- Petit exercice -
Recopiez mot pour mot chaque ligne de la liste ci-dessous, mais ne mettez pas les images dans votre réponse.

---*---

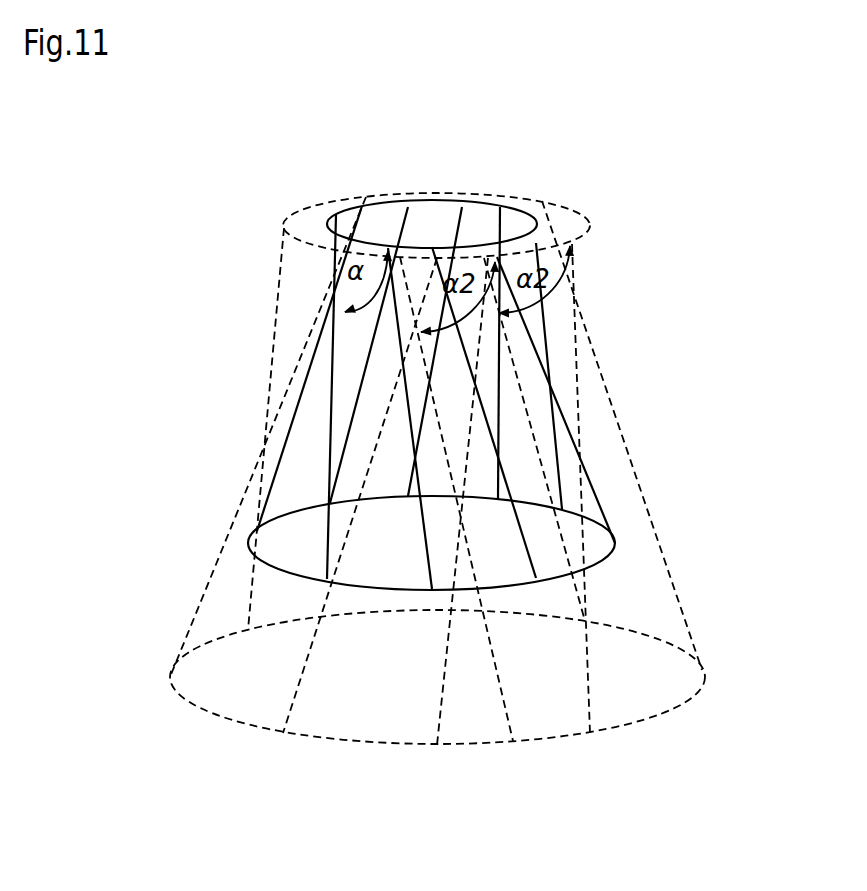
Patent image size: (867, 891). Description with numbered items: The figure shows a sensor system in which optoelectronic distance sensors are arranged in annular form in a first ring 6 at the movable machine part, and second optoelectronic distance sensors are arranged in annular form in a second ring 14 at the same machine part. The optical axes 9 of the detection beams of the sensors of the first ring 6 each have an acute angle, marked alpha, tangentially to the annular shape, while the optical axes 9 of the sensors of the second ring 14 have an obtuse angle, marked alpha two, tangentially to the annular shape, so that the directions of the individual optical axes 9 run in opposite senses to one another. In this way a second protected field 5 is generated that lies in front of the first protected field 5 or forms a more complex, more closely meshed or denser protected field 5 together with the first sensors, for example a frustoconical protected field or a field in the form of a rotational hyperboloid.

The protected field 5 is at (558, 311).
The first ring 6 is at (497, 201).
The optical axes 9 is at (331, 537).
The second ring 14 is at (592, 217).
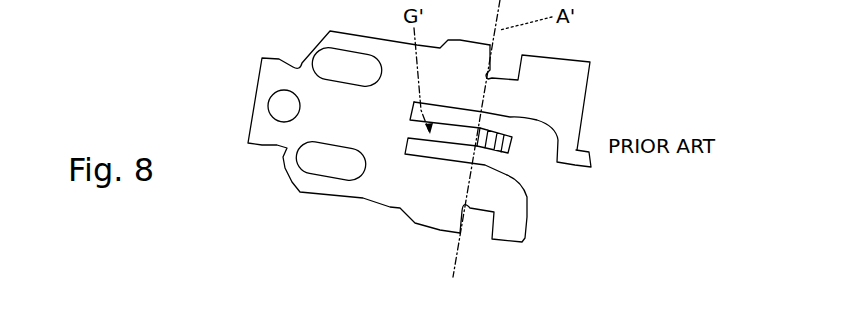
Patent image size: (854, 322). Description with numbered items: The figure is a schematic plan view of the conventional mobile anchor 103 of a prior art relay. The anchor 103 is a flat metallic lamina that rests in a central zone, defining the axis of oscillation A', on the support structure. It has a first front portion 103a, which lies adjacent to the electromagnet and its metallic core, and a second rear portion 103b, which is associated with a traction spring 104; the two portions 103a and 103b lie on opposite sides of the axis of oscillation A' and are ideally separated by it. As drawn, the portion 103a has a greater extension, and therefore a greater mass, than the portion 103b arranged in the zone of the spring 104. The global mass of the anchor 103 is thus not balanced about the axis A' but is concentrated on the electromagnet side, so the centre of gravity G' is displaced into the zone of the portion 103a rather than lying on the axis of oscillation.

The mobile anchor 103 is at (363, 197).
The first front portion 103a is at (371, 130).
The second rear portion 103b is at (561, 109).
The traction spring 104 is at (517, 162).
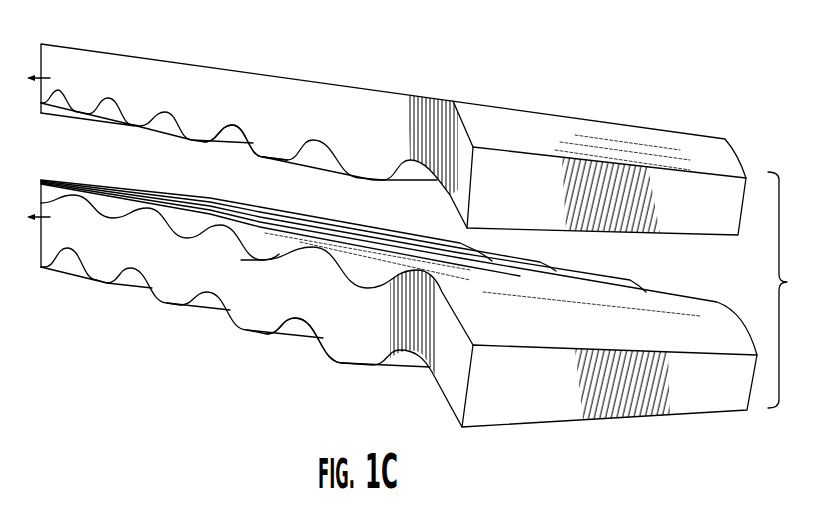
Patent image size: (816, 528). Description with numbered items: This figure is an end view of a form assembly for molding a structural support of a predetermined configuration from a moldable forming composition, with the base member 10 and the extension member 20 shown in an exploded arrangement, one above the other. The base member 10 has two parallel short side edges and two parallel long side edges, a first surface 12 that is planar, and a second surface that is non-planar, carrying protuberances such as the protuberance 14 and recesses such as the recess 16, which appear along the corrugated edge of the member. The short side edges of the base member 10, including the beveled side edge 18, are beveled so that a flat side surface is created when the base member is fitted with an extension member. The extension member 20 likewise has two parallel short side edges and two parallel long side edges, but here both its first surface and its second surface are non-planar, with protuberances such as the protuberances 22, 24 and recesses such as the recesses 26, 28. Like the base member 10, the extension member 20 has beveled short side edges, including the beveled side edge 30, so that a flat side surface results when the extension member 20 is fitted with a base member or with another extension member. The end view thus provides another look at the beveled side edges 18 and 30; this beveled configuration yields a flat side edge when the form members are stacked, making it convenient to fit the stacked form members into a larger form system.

The base member 10 is at (388, 133).
The first surface 12 is at (231, 70).
The protuberance 14 is at (270, 157).
The recess 16 is at (236, 123).
The beveled short side edge 18 is at (509, 196).
The extension member 20 is at (370, 325).
The protuberance 22 is at (147, 209).
The protuberance 24 is at (172, 307).
The recess 26 is at (268, 264).
The recess 28 is at (307, 317).
The beveled short side edge 30 is at (520, 390).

---*---

- Réponse à l'exercice -
Patent image size: (867, 891). Description with numbered items: The figure shows a sensor system in which optoelectronic distance sensors are arranged in annular form in a first ring 6 at the movable machine part, and second optoelectronic distance sensors are arranged in annular form in a second ring 14 at the same machine part. The optical axes 9 of the detection beams of the sensors of the first ring 6 each have an acute angle, marked alpha, tangentially to the annular shape, while the optical axes 9 of the sensors of the second ring 14 have an obtuse angle, marked alpha two, tangentially to the annular shape, so that the directions of the individual optical axes 9 run in opposite senses to one another. In this way a second protected field 5 is generated that lies in front of the first protected field 5 or forms a more complex, more closely meshed or denser protected field 5 together with the first sensors, for example a frustoconical protected field or a field in the form of a rotational hyperboloid.

The protected field 5 is at (558, 311).
The first ring 6 is at (497, 201).
The optical axes 9 is at (331, 537).
The second ring 14 is at (592, 217).
Patent image size: (854, 322). Description with numbered items: The figure is a schematic plan view of the conventional mobile anchor 103 of a prior art relay. The anchor 103 is a flat metallic lamina that rests in a central zone, defining the axis of oscillation A', on the support structure. It has a first front portion 103a, which lies adjacent to the electromagnet and its metallic core, and a second rear portion 103b, which is associated with a traction spring 104; the two portions 103a and 103b lie on opposite sides of the axis of oscillation A' and are ideally separated by it. As drawn, the portion 103a has a greater extension, and therefore a greater mass, than the portion 103b arranged in the zone of the spring 104. The global mass of the anchor 103 is thus not balanced about the axis A' but is concentrated on the electromagnet side, so the centre of gravity G' is displaced into the zone of the portion 103a rather than lying on the axis of oscillation.

The mobile anchor 103 is at (363, 197).
The first front portion 103a is at (371, 130).
The second rear portion 103b is at (561, 109).
The traction spring 104 is at (517, 162).
Patent image size: (816, 528). Description with numbered items: This figure is an end view of a form assembly for molding a structural support of a predetermined configuration from a moldable forming composition, with the base member 10 and the extension member 20 shown in an exploded arrangement, one above the other. The base member 10 has two parallel short side edges and two parallel long side edges, a first surface 12 that is planar, and a second surface that is non-planar, carrying protuberances such as the protuberance 14 and recesses such as the recess 16, which appear along the corrugated edge of the member. The short side edges of the base member 10, including the beveled side edge 18, are beveled so that a flat side surface is created when the base member is fitted with an extension member. The extension member 20 likewise has two parallel short side edges and two parallel long side edges, but here both its first surface and its second surface are non-planar, with protuberances such as the protuberances 22, 24 and recesses such as the recesses 26, 28. Like the base member 10, the extension member 20 has beveled short side edges, including the beveled side edge 30, so that a flat side surface results when the extension member 20 is fitted with a base member or with another extension member. The end view thus provides another look at the beveled side edges 18 and 30; this beveled configuration yields a flat side edge when the form members are stacked, making it convenient to fit the stacked form members into a larger form system.

The base member 10 is at (388, 133).
The first surface 12 is at (231, 70).
The protuberance 14 is at (270, 157).
The recess 16 is at (236, 123).
The beveled short side edge 18 is at (509, 196).
The extension member 20 is at (370, 325).
The protuberance 22 is at (147, 209).
The protuberance 24 is at (172, 307).
The recess 26 is at (268, 264).
The recess 28 is at (307, 317).
The beveled short side edge 30 is at (520, 390).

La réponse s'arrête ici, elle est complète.